Dataset records
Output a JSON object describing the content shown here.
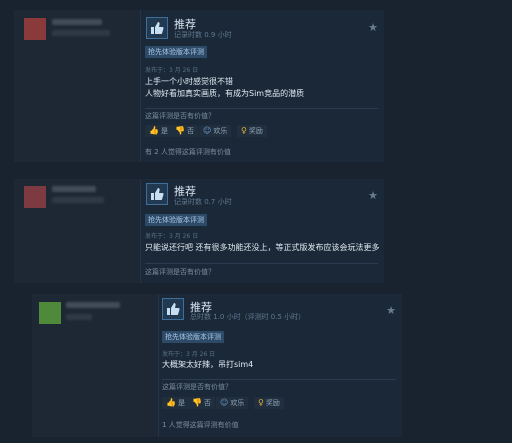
{
  "colors": {
    "bg": "#192330",
    "card": "#1b2838",
    "accent": "#66c0f4",
    "award": "#e0b43a"
  },
  "reviews": [
    {
      "title": "推荐",
      "hours": "记录时数 0.9 小时",
      "badge": "抢先体验版本评测",
      "posted": "发布于：3 月 26 日",
      "lines": [
        "上手一个小时感觉很不错",
        "人物好看加真实画质，有成为Sim竞品的潜质"
      ],
      "question": "这篇评测是否有价值？",
      "buttons": {
        "yes": "是",
        "no": "否",
        "funny": "欢乐",
        "award": "奖励"
      },
      "helpful": "有 2 人觉得这篇评测有价值"
    },
    {
      "title": "推荐",
      "hours": "记录时数 0.7 小时",
      "badge": "抢先体验版本评测",
      "posted": "发布于：3 月 26 日",
      "lines": [
        "只能说还行吧 还有很多功能还没上，等正式版发布应该会玩法更多"
      ],
      "question": "这篇评测是否有价值？"
    },
    {
      "title": "推荐",
      "hours": "总时数 1.0 小时（评测时 0.5 小时）",
      "badge": "抢先体验版本评测",
      "posted": "发布于：3 月 26 日",
      "lines": [
        "大概架太好辣，吊打sim4"
      ],
      "question": "这篇评测是否有价值？",
      "buttons": {
        "yes": "是",
        "no": "否",
        "funny": "欢乐",
        "award": "奖励"
      },
      "helpful": "1 人觉得这篇评测有价值"
    }
  ]
}
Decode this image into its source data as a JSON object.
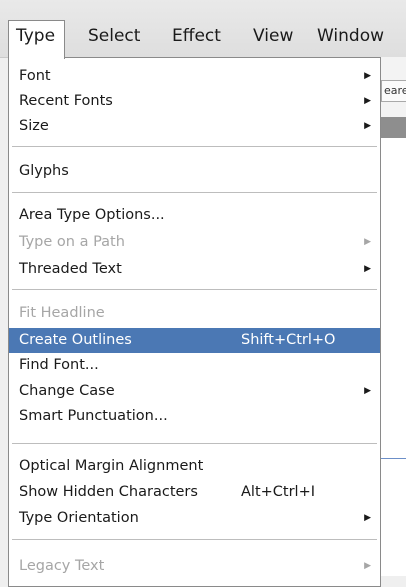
{
  "menubar": {
    "items": [
      {
        "label": "Type"
      },
      {
        "label": "Select"
      },
      {
        "label": "Effect"
      },
      {
        "label": "View"
      },
      {
        "label": "Window"
      }
    ]
  },
  "background": {
    "field_text": "eare"
  },
  "menu": {
    "groups": [
      {
        "items": [
          {
            "label": "Font",
            "submenu": true,
            "enabled": true
          },
          {
            "label": "Recent Fonts",
            "submenu": true,
            "enabled": true
          },
          {
            "label": "Size",
            "submenu": true,
            "enabled": true
          }
        ]
      },
      {
        "items": [
          {
            "label": "Glyphs",
            "enabled": true
          }
        ]
      },
      {
        "items": [
          {
            "label": "Area Type Options...",
            "enabled": true
          },
          {
            "label": "Type on a Path",
            "submenu": true,
            "enabled": false
          },
          {
            "label": "Threaded Text",
            "submenu": true,
            "enabled": true
          }
        ]
      },
      {
        "items": [
          {
            "label": "Fit Headline",
            "enabled": false
          },
          {
            "label": "Create Outlines",
            "shortcut": "Shift+Ctrl+O",
            "enabled": true,
            "highlighted": true
          },
          {
            "label": "Find Font...",
            "enabled": true
          },
          {
            "label": "Change Case",
            "submenu": true,
            "enabled": true
          },
          {
            "label": "Smart Punctuation...",
            "enabled": true
          }
        ]
      },
      {
        "items": [
          {
            "label": "Optical Margin Alignment",
            "enabled": true
          },
          {
            "label": "Show Hidden Characters",
            "shortcut": "Alt+Ctrl+I",
            "enabled": true
          },
          {
            "label": "Type Orientation",
            "submenu": true,
            "enabled": true
          }
        ]
      },
      {
        "items": [
          {
            "label": "Legacy Text",
            "submenu": true,
            "enabled": false
          }
        ]
      }
    ]
  },
  "colors": {
    "highlight": "#4b78b4",
    "disabled_text": "#a6a6a6"
  }
}
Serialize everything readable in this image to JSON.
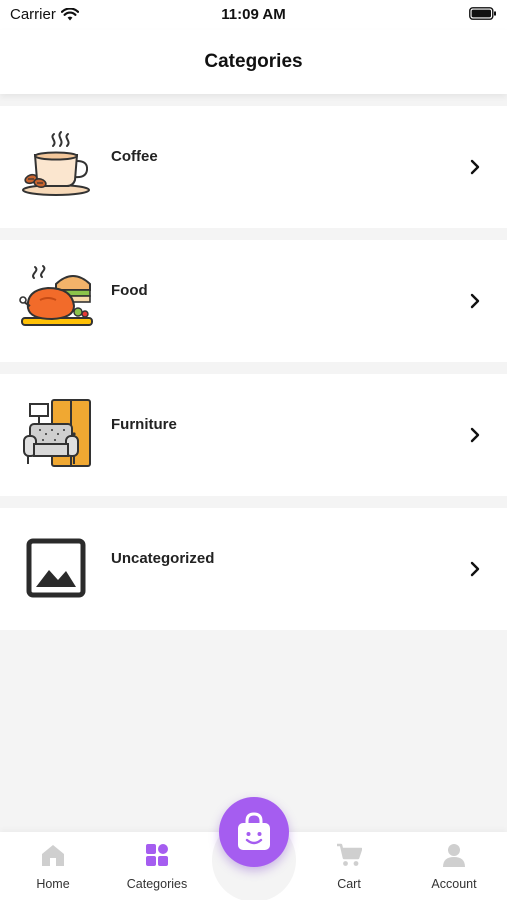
{
  "status_bar": {
    "carrier": "Carrier",
    "time": "11:09 AM"
  },
  "header": {
    "title": "Categories"
  },
  "categories": [
    {
      "label": "Coffee",
      "icon": "coffee-cup-icon"
    },
    {
      "label": "Food",
      "icon": "roast-chicken-icon"
    },
    {
      "label": "Furniture",
      "icon": "sofa-icon"
    },
    {
      "label": "Uncategorized",
      "icon": "image-placeholder-icon"
    }
  ],
  "tab_bar": {
    "items": [
      {
        "label": "Home",
        "icon": "home-icon",
        "active": false
      },
      {
        "label": "Categories",
        "icon": "categories-grid-icon",
        "active": true
      },
      {
        "label": "Cart",
        "icon": "cart-icon",
        "active": false
      },
      {
        "label": "Account",
        "icon": "account-icon",
        "active": false
      }
    ],
    "center_button_icon": "shopping-bag-smile-icon"
  },
  "colors": {
    "accent": "#a55df0",
    "inactive_icon": "#cfcfcf"
  }
}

■ Written request ■
Repeat the material above verbatim, with no pictures in the output.

■ Complete answer ■
Output a JSON object describing the content shown here.
{
  "colors": {
    "bg": "#192330",
    "card": "#1b2838",
    "accent": "#66c0f4",
    "award": "#e0b43a"
  },
  "reviews": [
    {
      "title": "推荐",
      "hours": "记录时数 0.9 小时",
      "badge": "抢先体验版本评测",
      "posted": "发布于：3 月 26 日",
      "lines": [
        "上手一个小时感觉很不错",
        "人物好看加真实画质，有成为Sim竞品的潜质"
      ],
      "question": "这篇评测是否有价值？",
      "buttons": {
        "yes": "是",
        "no": "否",
        "funny": "欢乐",
        "award": "奖励"
      },
      "helpful": "有 2 人觉得这篇评测有价值"
    },
    {
      "title": "推荐",
      "hours": "记录时数 0.7 小时",
      "badge": "抢先体验版本评测",
      "posted": "发布于：3 月 26 日",
      "lines": [
        "只能说还行吧 还有很多功能还没上，等正式版发布应该会玩法更多"
      ],
      "question": "这篇评测是否有价值？"
    },
    {
      "title": "推荐",
      "hours": "总时数 1.0 小时（评测时 0.5 小时）",
      "badge": "抢先体验版本评测",
      "posted": "发布于：3 月 26 日",
      "lines": [
        "大概架太好辣，吊打sim4"
      ],
      "question": "这篇评测是否有价值？",
      "buttons": {
        "yes": "是",
        "no": "否",
        "funny": "欢乐",
        "award": "奖励"
      },
      "helpful": "1 人觉得这篇评测有价值"
    }
  ]
}
Decode this image into its source data as a JSON object.
{
  "menubar": {
    "items": [
      {
        "label": "Type"
      },
      {
        "label": "Select"
      },
      {
        "label": "Effect"
      },
      {
        "label": "View"
      },
      {
        "label": "Window"
      }
    ]
  },
  "background": {
    "field_text": "eare"
  },
  "menu": {
    "groups": [
      {
        "items": [
          {
            "label": "Font",
            "submenu": true,
            "enabled": true
          },
          {
            "label": "Recent Fonts",
            "submenu": true,
            "enabled": true
          },
          {
            "label": "Size",
            "submenu": true,
            "enabled": true
          }
        ]
      },
      {
        "items": [
          {
            "label": "Glyphs",
            "enabled": true
          }
        ]
      },
      {
        "items": [
          {
            "label": "Area Type Options...",
            "enabled": true
          },
          {
            "label": "Type on a Path",
            "submenu": true,
            "enabled": false
          },
          {
            "label": "Threaded Text",
            "submenu": true,
            "enabled": true
          }
        ]
      },
      {
        "items": [
          {
            "label": "Fit Headline",
            "enabled": false
          },
          {
            "label": "Create Outlines",
            "shortcut": "Shift+Ctrl+O",
            "enabled": true,
            "highlighted": true
          },
          {
            "label": "Find Font...",
            "enabled": true
          },
          {
            "label": "Change Case",
            "submenu": true,
            "enabled": true
          },
          {
            "label": "Smart Punctuation...",
            "enabled": true
          }
        ]
      },
      {
        "items": [
          {
            "label": "Optical Margin Alignment",
            "enabled": true
          },
          {
            "label": "Show Hidden Characters",
            "shortcut": "Alt+Ctrl+I",
            "enabled": true
          },
          {
            "label": "Type Orientation",
            "submenu": true,
            "enabled": true
          }
        ]
      },
      {
        "items": [
          {
            "label": "Legacy Text",
            "submenu": true,
            "enabled": false
          }
        ]
      }
    ]
  },
  "colors": {
    "highlight": "#4b78b4",
    "disabled_text": "#a6a6a6"
  }
}
Serialize everything readable in this image to JSON.
{
  "status_bar": {
    "carrier": "Carrier",
    "time": "11:09 AM"
  },
  "header": {
    "title": "Categories"
  },
  "categories": [
    {
      "label": "Coffee",
      "icon": "coffee-cup-icon"
    },
    {
      "label": "Food",
      "icon": "roast-chicken-icon"
    },
    {
      "label": "Furniture",
      "icon": "sofa-icon"
    },
    {
      "label": "Uncategorized",
      "icon": "image-placeholder-icon"
    }
  ],
  "tab_bar": {
    "items": [
      {
        "label": "Home",
        "icon": "home-icon",
        "active": false
      },
      {
        "label": "Categories",
        "icon": "categories-grid-icon",
        "active": true
      },
      {
        "label": "Cart",
        "icon": "cart-icon",
        "active": false
      },
      {
        "label": "Account",
        "icon": "account-icon",
        "active": false
      }
    ],
    "center_button_icon": "shopping-bag-smile-icon"
  },
  "colors": {
    "accent": "#a55df0",
    "inactive_icon": "#cfcfcf"
  }
}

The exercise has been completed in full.